= YOUR GOAL =
Scan the entries below. List each line with "глиняный".

::::::::::

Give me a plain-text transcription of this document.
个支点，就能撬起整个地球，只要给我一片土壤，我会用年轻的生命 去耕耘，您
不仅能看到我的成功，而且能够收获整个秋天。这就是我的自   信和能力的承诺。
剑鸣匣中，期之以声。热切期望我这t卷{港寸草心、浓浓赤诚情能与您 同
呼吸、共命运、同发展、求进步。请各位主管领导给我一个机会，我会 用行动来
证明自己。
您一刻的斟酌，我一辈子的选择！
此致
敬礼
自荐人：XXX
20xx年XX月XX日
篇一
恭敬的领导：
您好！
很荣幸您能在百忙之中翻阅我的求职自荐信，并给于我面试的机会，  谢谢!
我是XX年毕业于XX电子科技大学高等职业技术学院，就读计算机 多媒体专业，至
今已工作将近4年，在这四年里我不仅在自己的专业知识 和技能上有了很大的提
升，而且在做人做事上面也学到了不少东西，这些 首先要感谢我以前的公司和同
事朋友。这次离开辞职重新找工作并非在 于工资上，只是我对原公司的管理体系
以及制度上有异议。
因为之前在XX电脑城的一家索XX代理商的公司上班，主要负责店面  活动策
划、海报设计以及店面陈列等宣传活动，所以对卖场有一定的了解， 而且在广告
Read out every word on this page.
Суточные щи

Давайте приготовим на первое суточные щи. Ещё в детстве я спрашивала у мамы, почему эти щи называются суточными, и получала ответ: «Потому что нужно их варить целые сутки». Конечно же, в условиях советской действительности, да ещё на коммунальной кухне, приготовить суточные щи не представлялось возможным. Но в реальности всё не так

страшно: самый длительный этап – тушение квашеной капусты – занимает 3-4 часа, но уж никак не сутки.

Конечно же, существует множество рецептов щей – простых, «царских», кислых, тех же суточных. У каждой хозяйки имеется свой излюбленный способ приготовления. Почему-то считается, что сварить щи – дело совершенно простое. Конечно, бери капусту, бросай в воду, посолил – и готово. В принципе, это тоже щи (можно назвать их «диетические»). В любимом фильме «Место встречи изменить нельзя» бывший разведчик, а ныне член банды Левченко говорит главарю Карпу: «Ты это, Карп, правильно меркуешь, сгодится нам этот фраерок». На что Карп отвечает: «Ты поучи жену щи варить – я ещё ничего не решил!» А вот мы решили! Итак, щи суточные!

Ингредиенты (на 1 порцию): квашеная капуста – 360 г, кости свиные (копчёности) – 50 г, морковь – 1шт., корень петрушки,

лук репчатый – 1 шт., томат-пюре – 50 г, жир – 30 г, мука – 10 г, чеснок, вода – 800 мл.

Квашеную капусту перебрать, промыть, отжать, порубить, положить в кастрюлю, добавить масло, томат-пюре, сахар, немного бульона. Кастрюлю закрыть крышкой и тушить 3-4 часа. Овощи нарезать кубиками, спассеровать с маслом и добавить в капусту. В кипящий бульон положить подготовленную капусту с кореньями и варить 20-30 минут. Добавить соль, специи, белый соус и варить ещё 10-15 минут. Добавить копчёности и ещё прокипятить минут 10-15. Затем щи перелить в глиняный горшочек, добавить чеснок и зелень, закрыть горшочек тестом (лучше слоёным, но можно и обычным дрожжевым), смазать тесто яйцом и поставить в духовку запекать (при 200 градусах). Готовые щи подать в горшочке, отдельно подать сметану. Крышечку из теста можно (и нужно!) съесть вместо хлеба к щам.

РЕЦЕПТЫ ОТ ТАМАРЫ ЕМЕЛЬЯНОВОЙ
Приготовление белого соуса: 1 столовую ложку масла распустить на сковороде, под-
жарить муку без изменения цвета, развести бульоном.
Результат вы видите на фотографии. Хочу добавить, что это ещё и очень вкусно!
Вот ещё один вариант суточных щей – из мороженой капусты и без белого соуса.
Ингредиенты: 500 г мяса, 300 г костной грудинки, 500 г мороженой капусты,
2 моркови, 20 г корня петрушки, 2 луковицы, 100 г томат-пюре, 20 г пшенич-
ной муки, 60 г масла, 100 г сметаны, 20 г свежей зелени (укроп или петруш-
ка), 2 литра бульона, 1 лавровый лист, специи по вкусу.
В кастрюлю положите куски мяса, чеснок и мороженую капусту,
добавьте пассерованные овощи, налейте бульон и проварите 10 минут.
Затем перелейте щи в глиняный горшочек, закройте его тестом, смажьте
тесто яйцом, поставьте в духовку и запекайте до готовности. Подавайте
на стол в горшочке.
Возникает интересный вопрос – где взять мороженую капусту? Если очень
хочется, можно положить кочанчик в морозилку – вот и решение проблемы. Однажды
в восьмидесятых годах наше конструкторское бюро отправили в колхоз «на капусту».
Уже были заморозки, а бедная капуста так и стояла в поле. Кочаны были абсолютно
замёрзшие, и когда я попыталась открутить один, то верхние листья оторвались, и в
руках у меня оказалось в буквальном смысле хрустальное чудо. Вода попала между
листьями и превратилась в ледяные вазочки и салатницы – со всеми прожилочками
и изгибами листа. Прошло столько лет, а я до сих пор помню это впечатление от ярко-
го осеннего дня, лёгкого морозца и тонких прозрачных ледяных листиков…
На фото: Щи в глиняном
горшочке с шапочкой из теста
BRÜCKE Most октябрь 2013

::::::::::

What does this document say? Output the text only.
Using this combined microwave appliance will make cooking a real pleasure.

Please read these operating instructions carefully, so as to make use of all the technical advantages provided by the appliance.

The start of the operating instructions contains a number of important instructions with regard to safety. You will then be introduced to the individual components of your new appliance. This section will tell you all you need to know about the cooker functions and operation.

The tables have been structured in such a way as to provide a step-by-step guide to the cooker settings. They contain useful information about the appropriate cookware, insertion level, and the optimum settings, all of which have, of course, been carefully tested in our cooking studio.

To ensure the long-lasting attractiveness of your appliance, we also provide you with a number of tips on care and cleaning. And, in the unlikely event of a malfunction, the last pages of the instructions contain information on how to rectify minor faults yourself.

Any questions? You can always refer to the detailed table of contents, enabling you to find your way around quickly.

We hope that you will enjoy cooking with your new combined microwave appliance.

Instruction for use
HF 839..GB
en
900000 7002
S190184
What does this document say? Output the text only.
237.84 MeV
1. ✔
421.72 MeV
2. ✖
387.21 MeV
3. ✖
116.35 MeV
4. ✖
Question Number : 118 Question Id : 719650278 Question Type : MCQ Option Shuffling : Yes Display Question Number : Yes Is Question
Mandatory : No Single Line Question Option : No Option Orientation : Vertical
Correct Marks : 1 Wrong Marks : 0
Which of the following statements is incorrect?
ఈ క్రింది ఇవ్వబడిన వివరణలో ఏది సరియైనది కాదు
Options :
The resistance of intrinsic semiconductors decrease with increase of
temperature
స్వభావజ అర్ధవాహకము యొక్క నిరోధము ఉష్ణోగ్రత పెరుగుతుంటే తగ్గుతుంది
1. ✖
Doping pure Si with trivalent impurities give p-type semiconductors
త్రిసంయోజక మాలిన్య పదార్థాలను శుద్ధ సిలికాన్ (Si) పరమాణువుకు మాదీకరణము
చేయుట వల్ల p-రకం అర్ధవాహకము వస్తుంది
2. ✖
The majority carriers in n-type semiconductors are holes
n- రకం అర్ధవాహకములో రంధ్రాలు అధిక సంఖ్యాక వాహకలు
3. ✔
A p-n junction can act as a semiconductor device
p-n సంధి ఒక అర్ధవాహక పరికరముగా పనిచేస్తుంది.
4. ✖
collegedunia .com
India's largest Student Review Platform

::::::::::

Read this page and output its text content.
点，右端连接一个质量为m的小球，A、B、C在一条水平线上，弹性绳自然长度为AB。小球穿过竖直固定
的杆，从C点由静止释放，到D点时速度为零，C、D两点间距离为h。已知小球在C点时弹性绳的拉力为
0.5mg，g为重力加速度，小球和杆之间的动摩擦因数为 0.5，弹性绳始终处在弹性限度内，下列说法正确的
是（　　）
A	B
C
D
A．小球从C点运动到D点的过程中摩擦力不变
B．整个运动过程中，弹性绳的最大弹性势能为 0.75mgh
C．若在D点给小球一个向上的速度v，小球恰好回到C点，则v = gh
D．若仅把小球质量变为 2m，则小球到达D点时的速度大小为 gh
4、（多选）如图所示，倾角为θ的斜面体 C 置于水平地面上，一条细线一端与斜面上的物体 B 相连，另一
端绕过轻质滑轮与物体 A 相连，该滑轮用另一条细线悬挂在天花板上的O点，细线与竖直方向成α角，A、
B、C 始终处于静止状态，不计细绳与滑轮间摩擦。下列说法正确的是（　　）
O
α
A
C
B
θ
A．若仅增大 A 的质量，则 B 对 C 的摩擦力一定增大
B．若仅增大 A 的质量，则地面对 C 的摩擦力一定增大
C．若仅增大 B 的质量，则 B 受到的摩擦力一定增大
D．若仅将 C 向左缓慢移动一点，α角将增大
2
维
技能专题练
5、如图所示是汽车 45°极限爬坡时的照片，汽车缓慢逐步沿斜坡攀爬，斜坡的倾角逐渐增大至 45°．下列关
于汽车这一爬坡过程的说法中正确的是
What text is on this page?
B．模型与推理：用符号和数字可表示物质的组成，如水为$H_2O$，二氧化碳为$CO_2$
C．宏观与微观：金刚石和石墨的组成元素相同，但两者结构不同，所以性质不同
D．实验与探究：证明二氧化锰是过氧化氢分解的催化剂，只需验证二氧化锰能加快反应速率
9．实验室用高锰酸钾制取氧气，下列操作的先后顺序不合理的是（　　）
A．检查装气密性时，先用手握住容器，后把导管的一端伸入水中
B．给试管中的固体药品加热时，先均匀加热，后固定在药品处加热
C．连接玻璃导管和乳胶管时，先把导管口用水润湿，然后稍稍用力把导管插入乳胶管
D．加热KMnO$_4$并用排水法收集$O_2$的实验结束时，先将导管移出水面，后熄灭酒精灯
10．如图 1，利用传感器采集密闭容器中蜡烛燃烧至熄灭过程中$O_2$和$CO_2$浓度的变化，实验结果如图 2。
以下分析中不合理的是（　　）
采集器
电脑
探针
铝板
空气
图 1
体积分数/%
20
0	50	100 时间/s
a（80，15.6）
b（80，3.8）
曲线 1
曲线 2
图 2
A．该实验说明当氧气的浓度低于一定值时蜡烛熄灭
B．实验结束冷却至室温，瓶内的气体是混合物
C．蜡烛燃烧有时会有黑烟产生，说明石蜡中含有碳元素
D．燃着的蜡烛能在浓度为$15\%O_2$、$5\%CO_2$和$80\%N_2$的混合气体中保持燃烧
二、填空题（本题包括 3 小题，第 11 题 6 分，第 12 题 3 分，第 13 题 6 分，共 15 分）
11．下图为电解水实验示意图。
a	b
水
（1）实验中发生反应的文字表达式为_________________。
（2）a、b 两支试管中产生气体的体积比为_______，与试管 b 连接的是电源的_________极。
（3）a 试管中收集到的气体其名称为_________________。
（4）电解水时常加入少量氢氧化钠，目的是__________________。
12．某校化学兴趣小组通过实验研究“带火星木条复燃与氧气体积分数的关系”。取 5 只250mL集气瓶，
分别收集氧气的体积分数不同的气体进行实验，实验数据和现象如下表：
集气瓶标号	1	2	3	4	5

::::::::::

= EXPECTED OUTPUT =
Квашеную капусту перебрать, промыть, отжать, порубить, положить в кастрюлю, добавить масло, томат-пюре, сахар, немного бульона. Кастрюлю закрыть крышкой и тушить 3-4 часа. Овощи нарезать кубиками, спассеровать с маслом и добавить в капусту. В кипящий бульон положить подготовленную капусту с кореньями и варить 20-30 минут. Добавить соль, специи, белый соус и варить ещё 10-15 минут. Добавить копчёности и ещё прокипятить минут 10-15. Затем щи перелить в глиняный горшочек, добавить чеснок и зелень, закрыть горшочек тестом (лучше слоёным, но можно и обычным дрожжевым), смазать тесто яйцом и поставить в духовку запекать (при 200 градусах). Готовые щи подать в горшочке, отдельно подать сметану. Крышечку из теста можно (и нужно!) съесть вместо хлеба к щам.
Затем перелейте щи в глиняный горшочек, закройте его тестом, смажьте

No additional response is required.